◆ Problem details:
Each line of the material must be returned exactly.

◆ Data shown:
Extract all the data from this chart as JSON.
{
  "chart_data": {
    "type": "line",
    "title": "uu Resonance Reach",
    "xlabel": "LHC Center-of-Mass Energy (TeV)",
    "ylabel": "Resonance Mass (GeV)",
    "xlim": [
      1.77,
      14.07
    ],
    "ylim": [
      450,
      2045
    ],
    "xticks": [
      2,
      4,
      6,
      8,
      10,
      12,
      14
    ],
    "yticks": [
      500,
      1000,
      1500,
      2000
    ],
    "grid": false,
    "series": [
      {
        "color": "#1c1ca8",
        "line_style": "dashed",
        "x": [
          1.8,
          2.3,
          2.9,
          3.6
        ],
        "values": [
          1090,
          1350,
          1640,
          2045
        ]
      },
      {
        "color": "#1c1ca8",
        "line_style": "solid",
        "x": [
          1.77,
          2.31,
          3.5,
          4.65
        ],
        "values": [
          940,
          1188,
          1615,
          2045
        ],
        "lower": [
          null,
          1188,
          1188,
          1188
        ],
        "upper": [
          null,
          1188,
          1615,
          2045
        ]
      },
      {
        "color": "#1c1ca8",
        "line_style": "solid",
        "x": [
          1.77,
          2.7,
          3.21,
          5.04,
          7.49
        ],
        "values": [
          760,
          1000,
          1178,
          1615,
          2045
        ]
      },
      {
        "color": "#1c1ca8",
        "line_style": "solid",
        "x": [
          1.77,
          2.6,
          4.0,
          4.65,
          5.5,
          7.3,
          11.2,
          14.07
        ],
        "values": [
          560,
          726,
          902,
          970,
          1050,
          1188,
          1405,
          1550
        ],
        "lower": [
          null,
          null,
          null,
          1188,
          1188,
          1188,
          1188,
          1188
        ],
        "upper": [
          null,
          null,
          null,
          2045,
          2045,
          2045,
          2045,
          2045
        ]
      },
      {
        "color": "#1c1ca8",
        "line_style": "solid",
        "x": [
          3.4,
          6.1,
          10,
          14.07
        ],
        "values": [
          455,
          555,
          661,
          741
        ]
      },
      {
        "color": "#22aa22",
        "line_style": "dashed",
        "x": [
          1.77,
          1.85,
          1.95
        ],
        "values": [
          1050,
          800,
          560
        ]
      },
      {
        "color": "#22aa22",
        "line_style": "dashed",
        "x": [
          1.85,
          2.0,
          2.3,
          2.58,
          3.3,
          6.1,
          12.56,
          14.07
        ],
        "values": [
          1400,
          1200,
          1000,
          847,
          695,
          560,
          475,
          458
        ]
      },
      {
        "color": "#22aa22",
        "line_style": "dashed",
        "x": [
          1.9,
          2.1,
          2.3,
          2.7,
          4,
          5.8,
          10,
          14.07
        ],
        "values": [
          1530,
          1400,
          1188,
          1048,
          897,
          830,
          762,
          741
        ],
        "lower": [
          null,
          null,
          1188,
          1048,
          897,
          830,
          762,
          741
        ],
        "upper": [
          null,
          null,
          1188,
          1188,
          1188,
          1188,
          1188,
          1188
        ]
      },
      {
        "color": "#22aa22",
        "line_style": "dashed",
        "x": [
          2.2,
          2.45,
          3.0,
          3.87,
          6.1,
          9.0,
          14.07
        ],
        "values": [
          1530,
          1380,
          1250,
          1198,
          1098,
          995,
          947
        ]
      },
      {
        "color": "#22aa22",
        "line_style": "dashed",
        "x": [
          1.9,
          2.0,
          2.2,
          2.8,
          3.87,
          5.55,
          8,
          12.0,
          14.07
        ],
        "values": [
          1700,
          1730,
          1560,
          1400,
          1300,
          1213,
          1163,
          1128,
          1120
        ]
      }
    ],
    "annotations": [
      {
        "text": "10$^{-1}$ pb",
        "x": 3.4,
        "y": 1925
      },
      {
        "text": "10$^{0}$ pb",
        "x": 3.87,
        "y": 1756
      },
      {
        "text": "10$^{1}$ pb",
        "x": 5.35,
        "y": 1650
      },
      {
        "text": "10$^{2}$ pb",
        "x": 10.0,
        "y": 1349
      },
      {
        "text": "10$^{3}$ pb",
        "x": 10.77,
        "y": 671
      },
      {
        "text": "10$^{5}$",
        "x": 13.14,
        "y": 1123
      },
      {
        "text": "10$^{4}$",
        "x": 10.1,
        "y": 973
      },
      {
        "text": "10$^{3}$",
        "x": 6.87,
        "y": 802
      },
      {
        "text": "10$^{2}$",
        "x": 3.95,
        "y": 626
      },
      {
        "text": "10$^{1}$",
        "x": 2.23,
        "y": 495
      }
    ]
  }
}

◆ Task output:
Extract all the data from this chart as JSON.
{
  "chart_data": {
    "type": "line",
    "title": "uu Resonance Reach",
    "xlabel": "LHC Center-of-Mass Energy (TeV)",
    "ylabel": "Resonance Mass (GeV)",
    "xlim": [
      1.77,
      14.07
    ],
    "ylim": [
      450,
      2045
    ],
    "xticks": [
      2,
      4,
      6,
      8,
      10,
      12,
      14
    ],
    "yticks": [
      500,
      1000,
      1500,
      2000
    ],
    "grid": false,
    "series": [
      {
        "color": "#1c1ca8",
        "line_style": "dashed",
        "x": [
          1.8,
          2.3,
          2.9,
          3.6
        ],
        "values": [
          1090,
          1350,
          1640,
          2045
        ]
      },
      {
        "color": "#1c1ca8",
        "line_style": "solid",
        "x": [
          1.77,
          2.31,
          3.5,
          4.65
        ],
        "values": [
          940,
          1188,
          1615,
          2045
        ],
        "lower": [
          null,
          1188,
          1188,
          1188
        ],
        "upper": [
          null,
          1188,
          1615,
          2045
        ]
      },
      {
        "color": "#1c1ca8",
        "line_style": "solid",
        "x": [
          1.77,
          2.7,
          3.21,
          5.04,
          7.49
        ],
        "values": [
          760,
          1000,
          1178,
          1615,
          2045
        ]
      },
      {
        "color": "#1c1ca8",
        "line_style": "solid",
        "x": [
          1.77,
          2.6,
          4.0,
          4.65,
          5.5,
          7.3,
          11.2,
          14.07
        ],
        "values": [
          560,
          726,
          902,
          970,
          1050,
          1188,
          1405,
          1550
        ],
        "lower": [
          null,
          null,
          null,
          1188,
          1188,
          1188,
          1188,
          1188
        ],
        "upper": [
          null,
          null,
          null,
          2045,
          2045,
          2045,
          2045,
          2045
        ]
      },
      {
        "color": "#1c1ca8",
        "line_style": "solid",
        "x": [
          3.4,
          6.1,
          10,
          14.07
        ],
        "values": [
          455,
          555,
          661,
          741
        ]
      },
      {
        "color": "#22aa22",
        "line_style": "dashed",
        "x": [
          1.77,
          1.85,
          1.95
        ],
        "values": [
          1050,
          800,
          560
        ]
      },
      {
        "color": "#22aa22",
        "line_style": "dashed",
        "x": [
          1.85,
          2.0,
          2.3,
          2.58,
          3.3,
          6.1,
          12.56,
          14.07
        ],
        "values": [
          1400,
          1200,
          1000,
          847,
          695,
          560,
          475,
          458
        ]
      },
      {
        "color": "#22aa22",
        "line_style": "dashed",
        "x": [
          1.9,
          2.1,
          2.3,
          2.7,
          4,
          5.8,
          10,
          14.07
        ],
        "values": [
          1530,
          1400,
          1188,
          1048,
          897,
          830,
          762,
          741
        ],
        "lower": [
          null,
          null,
          1188,
          1048,
          897,
          830,
          762,
          741
        ],
        "upper": [
          null,
          null,
          1188,
          1188,
          1188,
          1188,
          1188,
          1188
        ]
      },
      {
        "color": "#22aa22",
        "line_style": "dashed",
        "x": [
          2.2,
          2.45,
          3.0,
          3.87,
          6.1,
          9.0,
          14.07
        ],
        "values": [
          1530,
          1380,
          1250,
          1198,
          1098,
          995,
          947
        ]
      },
      {
        "color": "#22aa22",
        "line_style": "dashed",
        "x": [
          1.9,
          2.0,
          2.2,
          2.8,
          3.87,
          5.55,
          8,
          12.0,
          14.07
        ],
        "values": [
          1700,
          1730,
          1560,
          1400,
          1300,
          1213,
          1163,
          1128,
          1120
        ]
      }
    ],
    "annotations": [
      {
        "text": "10$^{-1}$ pb",
        "x": 3.4,
        "y": 1925
      },
      {
        "text": "10$^{0}$ pb",
        "x": 3.87,
        "y": 1756
      },
      {
        "text": "10$^{1}$ pb",
        "x": 5.35,
        "y": 1650
      },
      {
        "text": "10$^{2}$ pb",
        "x": 10.0,
        "y": 1349
      },
      {
        "text": "10$^{3}$ pb",
        "x": 10.77,
        "y": 671
      },
      {
        "text": "10$^{5}$",
        "x": 13.14,
        "y": 1123
      },
      {
        "text": "10$^{4}$",
        "x": 10.1,
        "y": 973
      },
      {
        "text": "10$^{3}$",
        "x": 6.87,
        "y": 802
      },
      {
        "text": "10$^{2}$",
        "x": 3.95,
        "y": 626
      },
      {
        "text": "10$^{1}$",
        "x": 2.23,
        "y": 495
      }
    ]
  }
}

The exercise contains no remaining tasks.